Copy out each line containing "source" from the entries below.

• [DATA SHOWN]
|---|

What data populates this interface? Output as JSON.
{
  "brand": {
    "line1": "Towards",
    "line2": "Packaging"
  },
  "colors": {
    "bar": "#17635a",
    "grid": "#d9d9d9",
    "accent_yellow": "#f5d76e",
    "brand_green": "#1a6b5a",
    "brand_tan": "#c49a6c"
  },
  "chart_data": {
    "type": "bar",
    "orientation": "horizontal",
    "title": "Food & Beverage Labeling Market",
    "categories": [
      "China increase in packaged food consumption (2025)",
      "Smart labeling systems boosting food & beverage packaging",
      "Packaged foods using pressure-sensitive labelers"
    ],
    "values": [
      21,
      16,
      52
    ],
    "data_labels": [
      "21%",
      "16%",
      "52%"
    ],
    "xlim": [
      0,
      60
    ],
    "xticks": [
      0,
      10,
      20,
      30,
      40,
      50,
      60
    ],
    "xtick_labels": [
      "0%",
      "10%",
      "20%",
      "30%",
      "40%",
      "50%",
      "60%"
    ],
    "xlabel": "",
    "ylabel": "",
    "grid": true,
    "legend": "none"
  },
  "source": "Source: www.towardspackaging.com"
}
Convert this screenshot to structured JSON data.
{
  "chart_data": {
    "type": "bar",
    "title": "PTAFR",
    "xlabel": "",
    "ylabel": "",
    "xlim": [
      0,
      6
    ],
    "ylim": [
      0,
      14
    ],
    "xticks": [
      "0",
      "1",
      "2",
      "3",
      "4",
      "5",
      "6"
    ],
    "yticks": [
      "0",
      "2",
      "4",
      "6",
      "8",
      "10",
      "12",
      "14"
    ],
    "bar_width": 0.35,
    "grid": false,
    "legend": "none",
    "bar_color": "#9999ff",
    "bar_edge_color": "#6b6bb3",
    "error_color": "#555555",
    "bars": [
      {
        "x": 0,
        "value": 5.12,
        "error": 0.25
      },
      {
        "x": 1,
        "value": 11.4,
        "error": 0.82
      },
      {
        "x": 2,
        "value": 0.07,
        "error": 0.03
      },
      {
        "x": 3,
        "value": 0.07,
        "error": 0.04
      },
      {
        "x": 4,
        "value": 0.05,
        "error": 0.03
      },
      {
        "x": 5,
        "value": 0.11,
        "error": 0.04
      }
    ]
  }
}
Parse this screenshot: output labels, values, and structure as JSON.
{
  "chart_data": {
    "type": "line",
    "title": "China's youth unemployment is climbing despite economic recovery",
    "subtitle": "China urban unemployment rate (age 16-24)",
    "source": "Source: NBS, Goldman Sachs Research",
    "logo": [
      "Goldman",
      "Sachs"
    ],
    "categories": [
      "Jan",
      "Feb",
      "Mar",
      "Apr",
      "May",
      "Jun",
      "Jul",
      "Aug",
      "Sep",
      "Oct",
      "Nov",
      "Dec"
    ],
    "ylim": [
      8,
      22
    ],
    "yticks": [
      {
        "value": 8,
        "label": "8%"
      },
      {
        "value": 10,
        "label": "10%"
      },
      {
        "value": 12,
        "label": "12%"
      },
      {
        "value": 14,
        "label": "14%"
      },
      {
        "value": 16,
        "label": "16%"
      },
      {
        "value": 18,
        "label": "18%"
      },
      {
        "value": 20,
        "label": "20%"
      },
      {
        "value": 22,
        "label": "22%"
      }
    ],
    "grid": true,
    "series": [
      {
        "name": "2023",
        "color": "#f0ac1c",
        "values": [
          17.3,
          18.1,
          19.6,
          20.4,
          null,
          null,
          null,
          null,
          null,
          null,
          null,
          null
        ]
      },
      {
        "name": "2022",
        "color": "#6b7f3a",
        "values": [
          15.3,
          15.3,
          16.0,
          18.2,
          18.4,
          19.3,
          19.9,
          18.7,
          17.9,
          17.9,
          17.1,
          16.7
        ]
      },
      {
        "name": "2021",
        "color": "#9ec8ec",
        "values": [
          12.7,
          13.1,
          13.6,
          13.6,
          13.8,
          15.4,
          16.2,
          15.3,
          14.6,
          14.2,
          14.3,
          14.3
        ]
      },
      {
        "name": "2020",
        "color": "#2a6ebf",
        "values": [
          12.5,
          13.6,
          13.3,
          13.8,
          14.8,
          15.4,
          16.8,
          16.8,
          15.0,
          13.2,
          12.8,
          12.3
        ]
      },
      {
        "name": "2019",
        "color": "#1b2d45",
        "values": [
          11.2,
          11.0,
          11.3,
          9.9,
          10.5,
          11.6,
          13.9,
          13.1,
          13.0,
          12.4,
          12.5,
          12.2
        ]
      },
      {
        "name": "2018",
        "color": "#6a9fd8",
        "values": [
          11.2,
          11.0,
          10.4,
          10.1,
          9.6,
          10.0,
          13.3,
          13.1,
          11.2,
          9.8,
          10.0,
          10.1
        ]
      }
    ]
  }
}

|---|

• [RESULT FOR THIS EXERCISE]
  "source": "Source: www.towardspackaging.com"
    "source": "Source: NBS, Goldman Sachs Research",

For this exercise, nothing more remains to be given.